### Data for this task
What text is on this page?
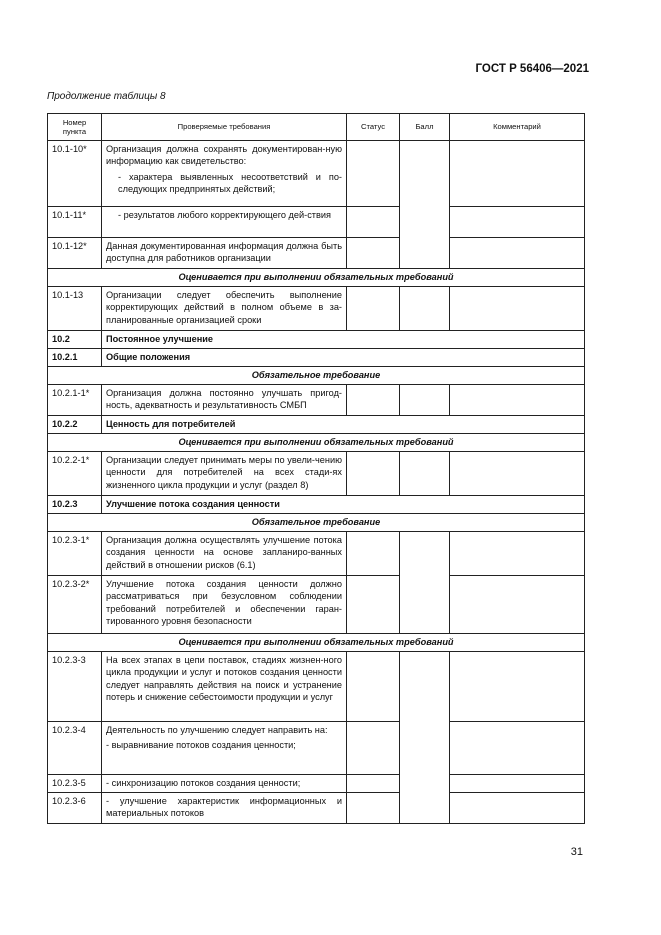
ГОСТ Р 56406—2021
Продолжение таблицы 8
Номер пункта	Проверяемые требования	Статус	Балл	Комментарий
10.1-10*	Организация должна сохранять документирован-ную информацию как свидетельство:

- характера выявленных несоответствий и по-следующих предпринятых действий;			

10.1-11*	- результатов любого корректирующего дей-ствия			

10.1-12*	Данная документированная информация должна быть доступна для работников организации			

Оценивается при выполнении обязательных требований				
10.1-13	Организации следует обеспечить выполнение корректирующих действий в полном объеме в за-планированные организацией сроки			

10.2	Постоянное улучшение			
10.2.1	Общие положения			
Обязательное требование				
10.2.1-1*	Организация должна постоянно улучшать пригод-ность, адекватность и результативность СМБП			

10.2.2	Ценность для потребителей			
Оценивается при выполнении обязательных требований				
10.2.2-1*	Организации следует принимать меры по увели-чению ценности для потребителей на всех стади-ях жизненного цикла продукции и услуг (раздел 8)			

10.2.3	Улучшение потока создания ценности			
Обязательное требование				
10.2.3-1*	Организация должна осуществлять улучшение потока создания ценности на основе запланиро-ванных действий в отношении рисков (6.1)			

10.2.3-2*	Улучшение потока создания ценности должно рассматриваться при безусловном соблюдении требований потребителей и обеспечении гаран-тированного уровня безопасности			

Оценивается при выполнении обязательных требований				
10.2.3-3	На всех этапах в цепи поставок, стадиях жизнен-ного цикла продукции и услуг и потоков создания ценности следует направлять действия на поиск и устранение потерь и снижение себестоимости продукции и услуг			

10.2.3-4	Деятельность по улучшению следует направить на:

- выравнивание потоков создания ценности;			

10.2.3-5	- синхронизацию потоков создания ценности;			

10.2.3-6	- улучшение характеристик информационных и материальных потоков			

31
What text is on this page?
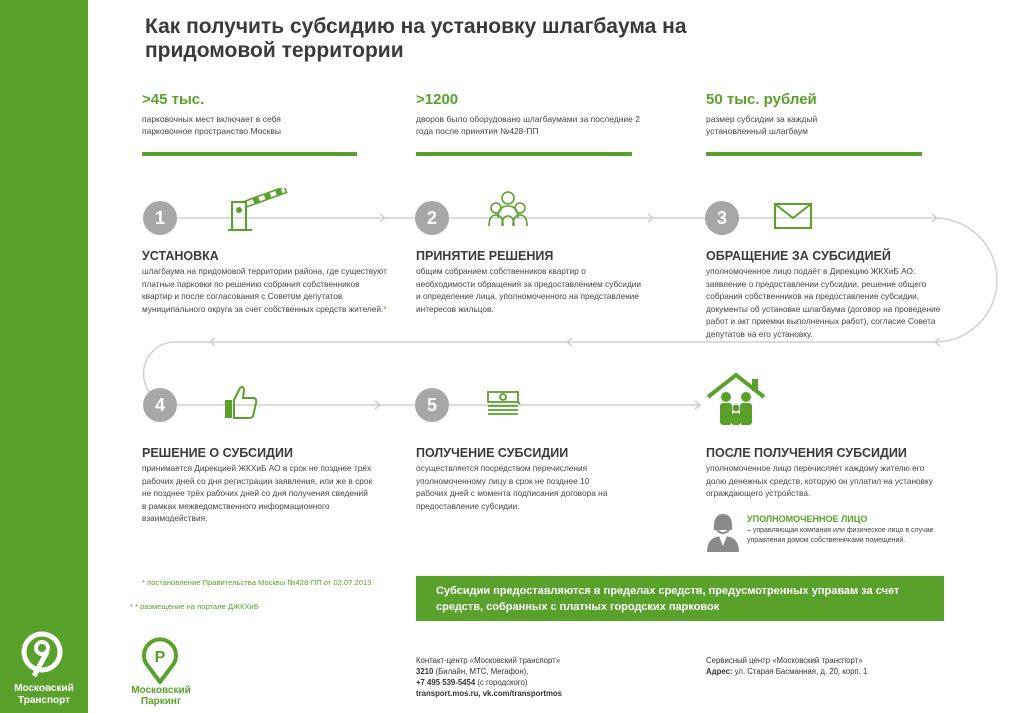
Московский
Транспорт
Как получить субсидию на установку шлагбаума на придомовой территории
>45 тыс.
парковочных мест включает в себя парковочное пространство Москвы
>1200
дворов было оборудовано шлагбаумами за последние 2 года после принятия №428-ПП
50 тыс. рублей
размер субсидии за каждый установленный шлагбаум
1	2	3
4	5
УСТАНОВКА
шлагбаума на придомовой территории района, где существуют платные парковки по решению собрания собственников квартир и после согласования с Советом депутатов муниципального округа за счет собственных средств жителей.*
ПРИНЯТИЕ РЕШЕНИЯ
общим собранием собственников квартир о необходимости обращения за предоставлением субсидии и определение лица, уполномоченного на представление интересов жильцов.
ОБРАЩЕНИЕ ЗА СУБСИДИЕЙ
уполномоченное лицо подаёт в Дирекцию ЖКХиБ АО: заявление о предоставлении субсидии, решение общего собрания собственников на предоставление субсидии, документы об установке шлагбаума (договор на проведение работ и акт приемки выполненных работ), согласие Совета депутатов на его установку.
РЕШЕНИЕ О СУБСИДИИ
принимается Дирекцией ЖКХиБ АО в срок не позднее трёх рабочих дней со дня регистрации заявления, или же в срок не позднее трёх рабочих дней со дня получения сведений в рамках межведомственного информационного взаимодействия.
ПОЛУЧЕНИЕ СУБСИДИИ
осуществляется посредством перечисления уполномоченному лицу в срок не позднее 10 рабочих дней с момента подписания договора на предоставление субсидии.
ПОСЛЕ ПОЛУЧЕНИЯ СУБСИДИИ
уполномоченное лицо перечисляет каждому жителю его долю денежных средств, которую он уплатил на установку ограждающего устройства.
УПОЛНОМОЧЕННОЕ ЛИЦО
– управляющая компания или физическое лицо в случае управления домом собственниками помещений.
* постановление Правительства Москвы №428-ПП от 02.07.2013
* * размещение на портале ДЖКХиБ
Субсидии предоставляются в пределах средств, предусмотренных управам за счет средств, собранных с платных городских парковок
P
Московский
Паркинг
Контакт-центр «Московский транспорт»
3210 (Билайн, МТС, Мегафон),
+7 495 539-5454 (с городского)
transport.mos.ru, vk.com/transportmos
Сервисный центр «Московский транспорт»
Адрес: ул. Старая Басманная, д. 20, корп. 1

### Task brief
Set down the records in full and exactly. Do not carry over any image.

### Result
What text is on this page?
ГОСТ Р 56406—2021
Продолжение таблицы 8
Номер пункта	Проверяемые требования	Статус	Балл	Комментарий
10.1-10*	Организация должна сохранять документирован-ную информацию как свидетельство:

- характера выявленных несоответствий и по-следующих предпринятых действий;			

10.1-11*	- результатов любого корректирующего дей-ствия			

10.1-12*	Данная документированная информация должна быть доступна для работников организации			

Оценивается при выполнении обязательных требований				
10.1-13	Организации следует обеспечить выполнение корректирующих действий в полном объеме в за-планированные организацией сроки			

10.2	Постоянное улучшение			
10.2.1	Общие положения			
Обязательное требование				
10.2.1-1*	Организация должна постоянно улучшать пригод-ность, адекватность и результативность СМБП			

10.2.2	Ценность для потребителей			
Оценивается при выполнении обязательных требований				
10.2.2-1*	Организации следует принимать меры по увели-чению ценности для потребителей на всех стади-ях жизненного цикла продукции и услуг (раздел 8)			

10.2.3	Улучшение потока создания ценности			
Обязательное требование				
10.2.3-1*	Организация должна осуществлять улучшение потока создания ценности на основе запланиро-ванных действий в отношении рисков (6.1)			

10.2.3-2*	Улучшение потока создания ценности должно рассматриваться при безусловном соблюдении требований потребителей и обеспечении гаран-тированного уровня безопасности			

Оценивается при выполнении обязательных требований				
10.2.3-3	На всех этапах в цепи поставок, стадиях жизнен-ного цикла продукции и услуг и потоков создания ценности следует направлять действия на поиск и устранение потерь и снижение себестоимости продукции и услуг			

10.2.3-4	Деятельность по улучшению следует направить на:

- выравнивание потоков создания ценности;			

10.2.3-5	- синхронизацию потоков создания ценности;			

10.2.3-6	- улучшение характеристик информационных и материальных потоков			

31
What text is on this page?
Московский
Транспорт
Как получить субсидию на установку шлагбаума на придомовой территории
>45 тыс.
парковочных мест включает в себя парковочное пространство Москвы
>1200
дворов было оборудовано шлагбаумами за последние 2 года после принятия №428-ПП
50 тыс. рублей
размер субсидии за каждый установленный шлагбаум
1	2	3
4	5
УСТАНОВКА
шлагбаума на придомовой территории района, где существуют платные парковки по решению собрания собственников квартир и после согласования с Советом депутатов муниципального округа за счет собственных средств жителей.*
ПРИНЯТИЕ РЕШЕНИЯ
общим собранием собственников квартир о необходимости обращения за предоставлением субсидии и определение лица, уполномоченного на представление интересов жильцов.
ОБРАЩЕНИЕ ЗА СУБСИДИЕЙ
уполномоченное лицо подаёт в Дирекцию ЖКХиБ АО: заявление о предоставлении субсидии, решение общего собрания собственников на предоставление субсидии, документы об установке шлагбаума (договор на проведение работ и акт приемки выполненных работ), согласие Совета депутатов на его установку.
РЕШЕНИЕ О СУБСИДИИ
принимается Дирекцией ЖКХиБ АО в срок не позднее трёх рабочих дней со дня регистрации заявления, или же в срок не позднее трёх рабочих дней со дня получения сведений в рамках межведомственного информационного взаимодействия.
ПОЛУЧЕНИЕ СУБСИДИИ
осуществляется посредством перечисления уполномоченному лицу в срок не позднее 10 рабочих дней с момента подписания договора на предоставление субсидии.
ПОСЛЕ ПОЛУЧЕНИЯ СУБСИДИИ
уполномоченное лицо перечисляет каждому жителю его долю денежных средств, которую он уплатил на установку ограждающего устройства.
УПОЛНОМОЧЕННОЕ ЛИЦО
– управляющая компания или физическое лицо в случае управления домом собственниками помещений.
* постановление Правительства Москвы №428-ПП от 02.07.2013
* * размещение на портале ДЖКХиБ
Субсидии предоставляются в пределах средств, предусмотренных управам за счет средств, собранных с платных городских парковок
P
Московский
Паркинг
Контакт-центр «Московский транспорт»
3210 (Билайн, МТС, Мегафон),
+7 495 539-5454 (с городского)
transport.mos.ru, vk.com/transportmos
Сервисный центр «Московский транспорт»
Адрес: ул. Старая Басманная, д. 20, корп. 1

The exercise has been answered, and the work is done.